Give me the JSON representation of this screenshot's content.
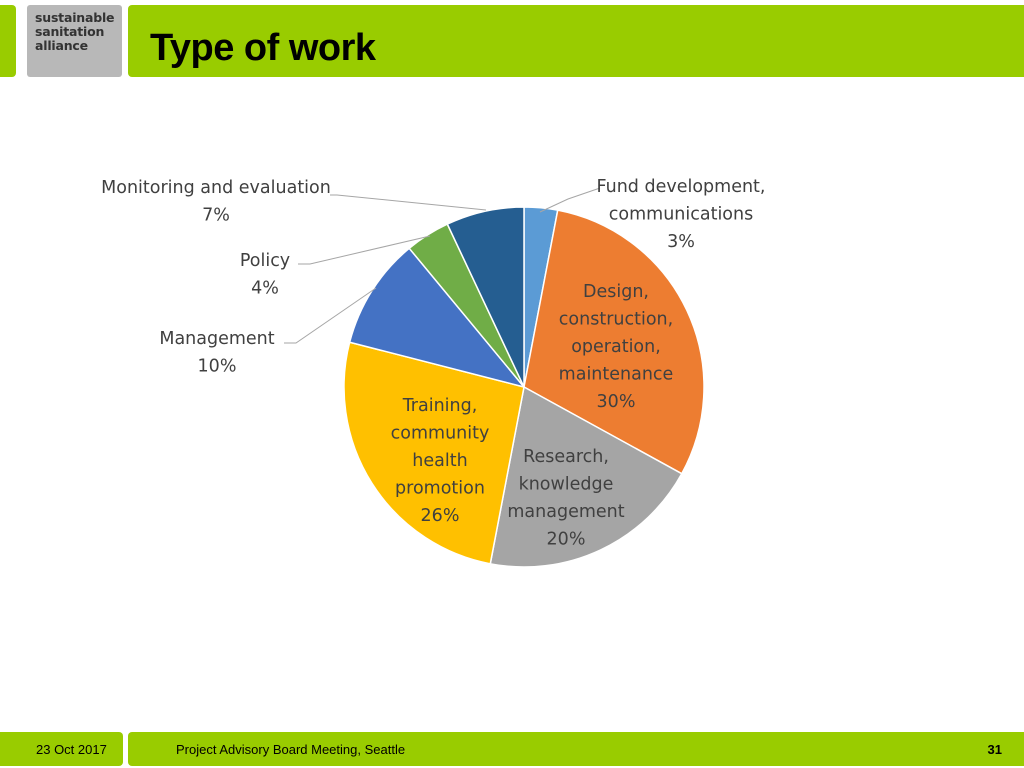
{
  "header": {
    "logo_lines": [
      "sustainable",
      "sanitation",
      "alliance"
    ],
    "title": "Type of work"
  },
  "footer": {
    "date": "23 Oct 2017",
    "meeting": "Project Advisory Board Meeting, Seattle",
    "page": "31"
  },
  "colors": {
    "brand_green": "#99cc00"
  },
  "chart_data": {
    "type": "pie",
    "title": "",
    "slices": [
      {
        "label_lines": [
          "Fund development,",
          "communications"
        ],
        "pct_label": "3%",
        "value": 3,
        "color": "#5b9bd5"
      },
      {
        "label_lines": [
          "Design,",
          "construction,",
          "operation,",
          "maintenance"
        ],
        "pct_label": "30%",
        "value": 30,
        "color": "#ed7d31"
      },
      {
        "label_lines": [
          "Research,",
          "knowledge",
          "management"
        ],
        "pct_label": "20%",
        "value": 20,
        "color": "#a5a5a5"
      },
      {
        "label_lines": [
          "Training,",
          "community",
          "health",
          "promotion"
        ],
        "pct_label": "26%",
        "value": 26,
        "color": "#ffc000"
      },
      {
        "label_lines": [
          "Management"
        ],
        "pct_label": "10%",
        "value": 10,
        "color": "#4472c4"
      },
      {
        "label_lines": [
          "Policy"
        ],
        "pct_label": "4%",
        "value": 4,
        "color": "#70ad47"
      },
      {
        "label_lines": [
          "Monitoring and evaluation"
        ],
        "pct_label": "7%",
        "value": 7,
        "color": "#255e91"
      }
    ]
  }
}
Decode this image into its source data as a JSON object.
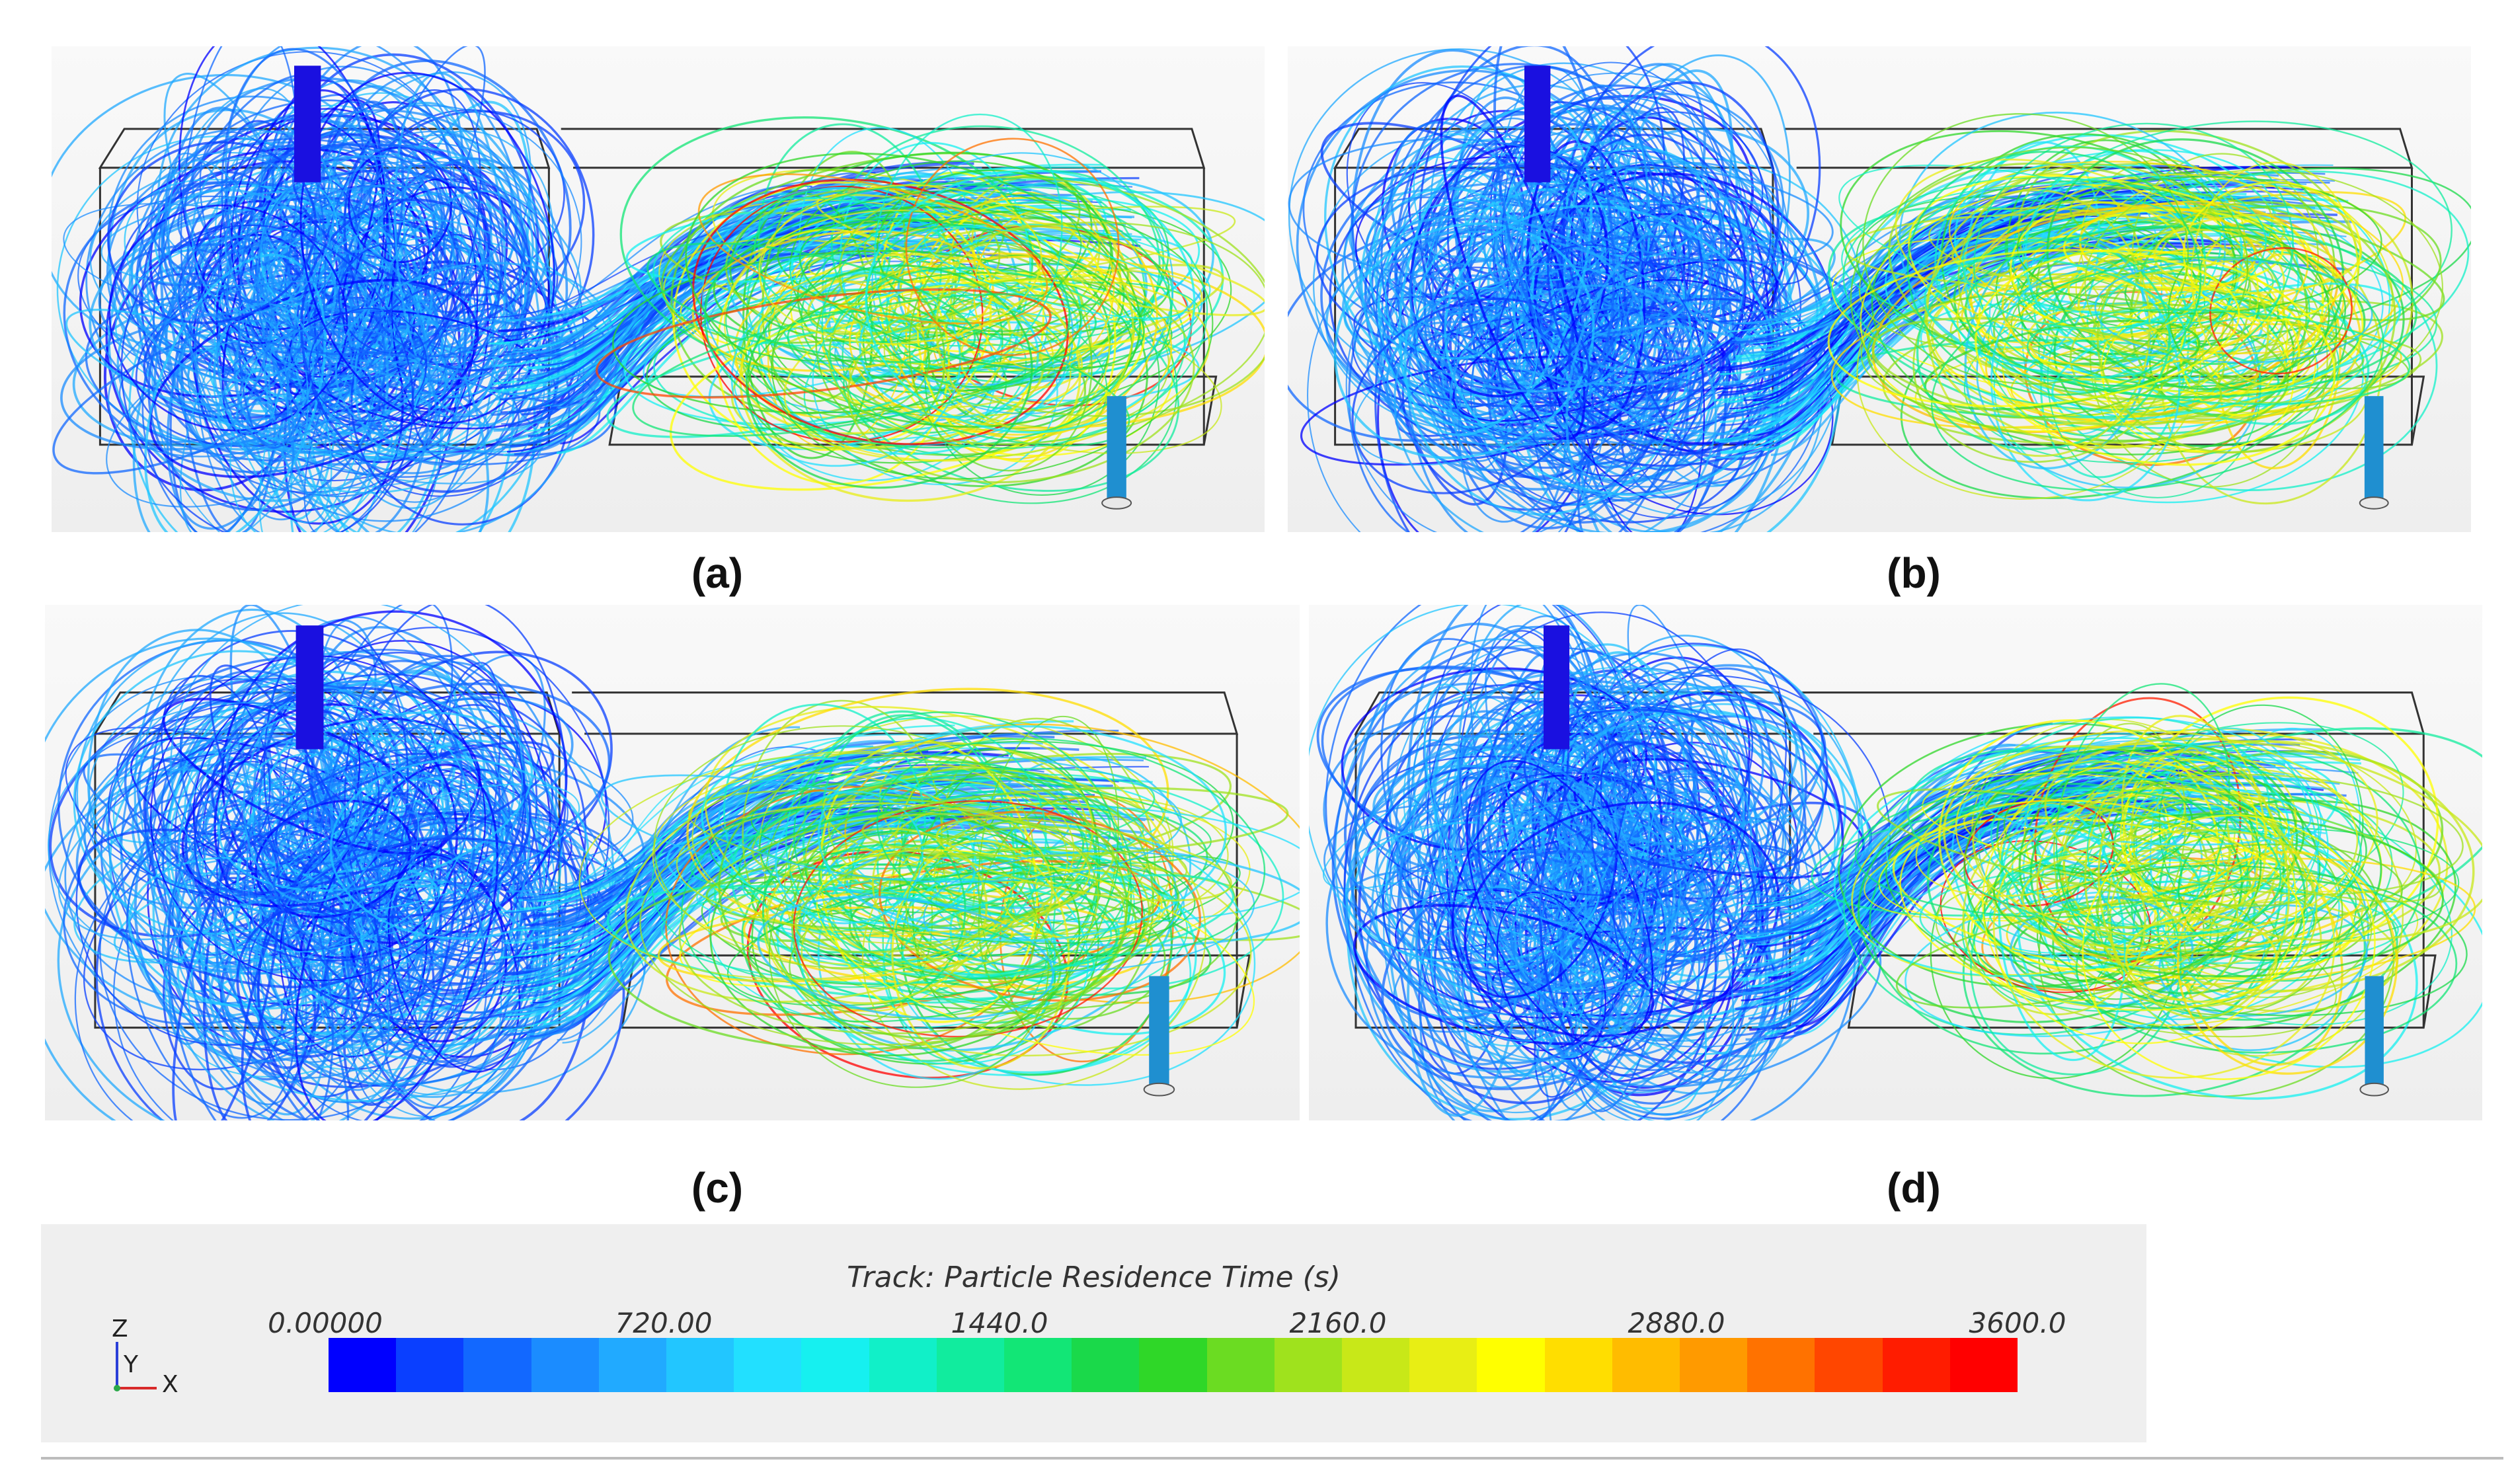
{
  "panels": [
    {
      "id": "a",
      "caption": "(a)"
    },
    {
      "id": "b",
      "caption": "(b)"
    },
    {
      "id": "c",
      "caption": "(c)"
    },
    {
      "id": "d",
      "caption": "(d)"
    }
  ],
  "legend": {
    "title": "Track: Particle Residence Time (s)",
    "ticks": [
      "0.00000",
      "720.00",
      "1440.0",
      "2160.0",
      "2880.0",
      "3600.0"
    ],
    "range": [
      0,
      3600
    ],
    "colormap": [
      "#0000ff",
      "#0a3fff",
      "#1268ff",
      "#1b8cff",
      "#21aaff",
      "#22c6ff",
      "#22e0ff",
      "#16f0f0",
      "#11f0c8",
      "#11ec9e",
      "#12e676",
      "#1ad94a",
      "#2fd728",
      "#6bdc22",
      "#9fe21d",
      "#c8e818",
      "#e8ee14",
      "#ffff00",
      "#ffde00",
      "#ffbc00",
      "#ff9a00",
      "#ff7200",
      "#ff4600",
      "#ff1c00",
      "#ff0000"
    ]
  },
  "axes_triad": {
    "z": "Z",
    "y": "Y",
    "x": "X"
  }
}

================================

_TASK DETAILS_
Using the records above, copy each line that contains "caption".

_SOLUTION FOR THIS EXERCISE_
      "caption": "(a)"
      "caption": "(b)"
      "caption": "(c)"
      "caption": "(d)"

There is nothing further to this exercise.